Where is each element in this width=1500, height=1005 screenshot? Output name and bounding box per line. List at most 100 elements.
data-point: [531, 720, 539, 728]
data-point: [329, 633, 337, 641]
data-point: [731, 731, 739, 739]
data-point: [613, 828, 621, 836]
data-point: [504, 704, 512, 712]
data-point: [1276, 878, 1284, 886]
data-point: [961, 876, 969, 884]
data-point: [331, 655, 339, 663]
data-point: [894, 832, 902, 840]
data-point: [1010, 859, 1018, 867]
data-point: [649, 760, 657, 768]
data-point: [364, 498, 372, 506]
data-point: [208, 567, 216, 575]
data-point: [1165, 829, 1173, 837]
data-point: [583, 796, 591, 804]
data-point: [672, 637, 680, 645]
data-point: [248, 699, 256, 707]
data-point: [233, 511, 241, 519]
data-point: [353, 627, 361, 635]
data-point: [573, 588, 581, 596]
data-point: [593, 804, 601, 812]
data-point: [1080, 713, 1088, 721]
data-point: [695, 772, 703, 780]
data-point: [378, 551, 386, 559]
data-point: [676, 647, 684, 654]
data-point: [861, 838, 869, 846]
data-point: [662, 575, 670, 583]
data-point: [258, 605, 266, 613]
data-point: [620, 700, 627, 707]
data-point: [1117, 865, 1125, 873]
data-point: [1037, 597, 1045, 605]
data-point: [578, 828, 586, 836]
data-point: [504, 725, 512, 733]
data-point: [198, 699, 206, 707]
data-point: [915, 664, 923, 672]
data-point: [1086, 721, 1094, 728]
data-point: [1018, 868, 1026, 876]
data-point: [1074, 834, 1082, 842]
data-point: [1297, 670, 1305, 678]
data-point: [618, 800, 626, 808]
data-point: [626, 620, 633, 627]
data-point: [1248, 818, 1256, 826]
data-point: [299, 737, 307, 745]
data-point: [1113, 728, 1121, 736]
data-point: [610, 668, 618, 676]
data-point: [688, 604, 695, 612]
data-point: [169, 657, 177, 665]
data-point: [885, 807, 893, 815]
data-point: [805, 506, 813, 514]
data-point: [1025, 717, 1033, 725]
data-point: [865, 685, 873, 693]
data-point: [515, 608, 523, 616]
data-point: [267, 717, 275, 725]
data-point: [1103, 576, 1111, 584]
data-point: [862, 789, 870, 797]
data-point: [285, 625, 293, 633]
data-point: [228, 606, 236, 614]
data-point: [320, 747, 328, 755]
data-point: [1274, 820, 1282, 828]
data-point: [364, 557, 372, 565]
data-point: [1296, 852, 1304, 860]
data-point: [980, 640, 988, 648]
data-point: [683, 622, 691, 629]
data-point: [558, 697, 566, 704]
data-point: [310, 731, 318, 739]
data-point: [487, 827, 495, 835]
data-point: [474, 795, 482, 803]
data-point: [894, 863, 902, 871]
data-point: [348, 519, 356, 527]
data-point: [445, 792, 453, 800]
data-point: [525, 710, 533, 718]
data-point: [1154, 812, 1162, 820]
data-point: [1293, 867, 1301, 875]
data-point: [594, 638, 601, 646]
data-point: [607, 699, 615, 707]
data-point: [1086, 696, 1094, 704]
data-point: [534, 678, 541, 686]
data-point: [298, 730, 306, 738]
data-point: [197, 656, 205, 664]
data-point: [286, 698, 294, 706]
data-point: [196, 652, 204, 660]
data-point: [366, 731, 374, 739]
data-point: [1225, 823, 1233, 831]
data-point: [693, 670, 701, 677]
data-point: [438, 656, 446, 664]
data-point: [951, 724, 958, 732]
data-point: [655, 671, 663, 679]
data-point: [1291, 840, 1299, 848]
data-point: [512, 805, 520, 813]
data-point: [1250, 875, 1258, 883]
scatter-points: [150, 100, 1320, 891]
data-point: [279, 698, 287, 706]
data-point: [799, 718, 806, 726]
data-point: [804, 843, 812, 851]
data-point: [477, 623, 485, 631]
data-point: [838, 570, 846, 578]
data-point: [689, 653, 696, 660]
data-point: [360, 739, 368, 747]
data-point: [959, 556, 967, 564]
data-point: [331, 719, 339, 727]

[EXERCISE DIRECTIONS]: Set every line of the entries above into a Markdown table with the columns "No." and "Line text". Give each line its own numbered row and skip blank lines.

[RESPONSE TO THIS EXERCISE]:
| No. | Line text |
|---|---|
| 1 | Where is each element in this width=1500, height=1005 screenshot? Output name and bounding box per line. List at most 100 elements. |
| 2 | data-point: [531, 720, 539, 728] |
| 3 | data-point: [329, 633, 337, 641] |
| 4 | data-point: [731, 731, 739, 739] |
| 5 | data-point: [613, 828, 621, 836] |
| 6 | data-point: [504, 704, 512, 712] |
| 7 | data-point: [1276, 878, 1284, 886] |
| 8 | data-point: [961, 876, 969, 884] |
| 9 | data-point: [331, 655, 339, 663] |
| 10 | data-point: [894, 832, 902, 840] |
| 11 | data-point: [1010, 859, 1018, 867] |
| 12 | data-point: [649, 760, 657, 768] |
| 13 | data-point: [364, 498, 372, 506] |
| 14 | data-point: [208, 567, 216, 575] |
| 15 | data-point: [1165, 829, 1173, 837] |
| 16 | data-point: [583, 796, 591, 804] |
| 17 | data-point: [672, 637, 680, 645] |
| 18 | data-point: [248, 699, 256, 707] |
| 19 | data-point: [233, 511, 241, 519] |
| 20 | data-point: [353, 627, 361, 635] |
| 21 | data-point: [573, 588, 581, 596] |
| 22 | data-point: [593, 804, 601, 812] |
| 23 | data-point: [1080, 713, 1088, 721] |
| 24 | data-point: [695, 772, 703, 780] |
| 25 | data-point: [378, 551, 386, 559] |
| 26 | data-point: [676, 647, 684, 654] |
| 27 | data-point: [861, 838, 869, 846] |
| 28 | data-point: [662, 575, 670, 583] |
| 29 | data-point: [258, 605, 266, 613] |
| 30 | data-point: [620, 700, 627, 707] |
| 31 | data-point: [1117, 865, 1125, 873] |
| 32 | data-point: [1037, 597, 1045, 605] |
| 33 | data-point: [578, 828, 586, 836] |
| 34 | data-point: [504, 725, 512, 733] |
| 35 | data-point: [198, 699, 206, 707] |
| 36 | data-point: [915, 664, 923, 672] |
| 37 | data-point: [1086, 721, 1094, 728] |
| 38 | data-point: [1018, 868, 1026, 876] |
| 39 | data-point: [1074, 834, 1082, 842] |
| 40 | data-point: [1297, 670, 1305, 678] |
| 41 | data-point: [618, 800, 626, 808] |
| 42 | data-point: [626, 620, 633, 627] |
| 43 | data-point: [1248, 818, 1256, 826] |
| 44 | data-point: [299, 737, 307, 745] |
| 45 | data-point: [1113, 728, 1121, 736] |
| 46 | data-point: [610, 668, 618, 676] |
| 47 | data-point: [688, 604, 695, 612] |
| 48 | data-point: [169, 657, 177, 665] |
| 49 | data-point: [885, 807, 893, 815] |
| 50 | data-point: [805, 506, 813, 514] |
| 51 | data-point: [1025, 717, 1033, 725] |
| 52 | data-point: [865, 685, 873, 693] |
| 53 | data-point: [515, 608, 523, 616] |
| 54 | data-point: [267, 717, 275, 725] |
| 55 | data-point: [1103, 576, 1111, 584] |
| 56 | data-point: [862, 789, 870, 797] |
| 57 | data-point: [285, 625, 293, 633] |
| 58 | data-point: [228, 606, 236, 614] |
| 59 | data-point: [320, 747, 328, 755] |
| 60 | data-point: [1274, 820, 1282, 828] |
| 61 | data-point: [364, 557, 372, 565] |
| 62 | data-point: [1296, 852, 1304, 860] |
| 63 | data-point: [980, 640, 988, 648] |
| 64 | data-point: [683, 622, 691, 629] |
| 65 | data-point: [558, 697, 566, 704] |
| 66 | data-point: [310, 731, 318, 739] |
| 67 | data-point: [487, 827, 495, 835] |
| 68 | data-point: [474, 795, 482, 803] |
| 69 | data-point: [894, 863, 902, 871] |
| 70 | data-point: [348, 519, 356, 527] |
| 71 | data-point: [445, 792, 453, 800] |
| 72 | data-point: [525, 710, 533, 718] |
| 73 | data-point: [1154, 812, 1162, 820] |
| 74 | data-point: [1293, 867, 1301, 875] |
| 75 | data-point: [594, 638, 601, 646] |
| 76 | data-point: [607, 699, 615, 707] |
| 77 | data-point: [1086, 696, 1094, 704] |
| 78 | data-point: [534, 678, 541, 686] |
| 79 | data-point: [298, 730, 306, 738] |
| 80 | data-point: [197, 656, 205, 664] |
| 81 | data-point: [286, 698, 294, 706] |
| 82 | data-point: [196, 652, 204, 660] |
| 83 | data-point: [366, 731, 374, 739] |
| 84 | data-point: [1225, 823, 1233, 831] |
| 85 | data-point: [693, 670, 701, 677] |
| 86 | data-point: [438, 656, 446, 664] |
| 87 | data-point: [951, 724, 958, 732] |
| 88 | data-point: [655, 671, 663, 679] |
| 89 | data-point: [1291, 840, 1299, 848] |
| 90 | data-point: [512, 805, 520, 813] |
| 91 | data-point: [1250, 875, 1258, 883] |
| 92 | scatter-points: [150, 100, 1320, 891] |
| 93 | data-point: [279, 698, 287, 706] |
| 94 | data-point: [799, 718, 806, 726] |
| 95 | data-point: [804, 843, 812, 851] |
| 96 | data-point: [477, 623, 485, 631] |
| 97 | data-point: [838, 570, 846, 578] |
| 98 | data-point: [689, 653, 696, 660] |
| 99 | data-point: [360, 739, 368, 747] |
| 100 | data-point: [959, 556, 967, 564] |
| 101 | data-point: [331, 719, 339, 727] |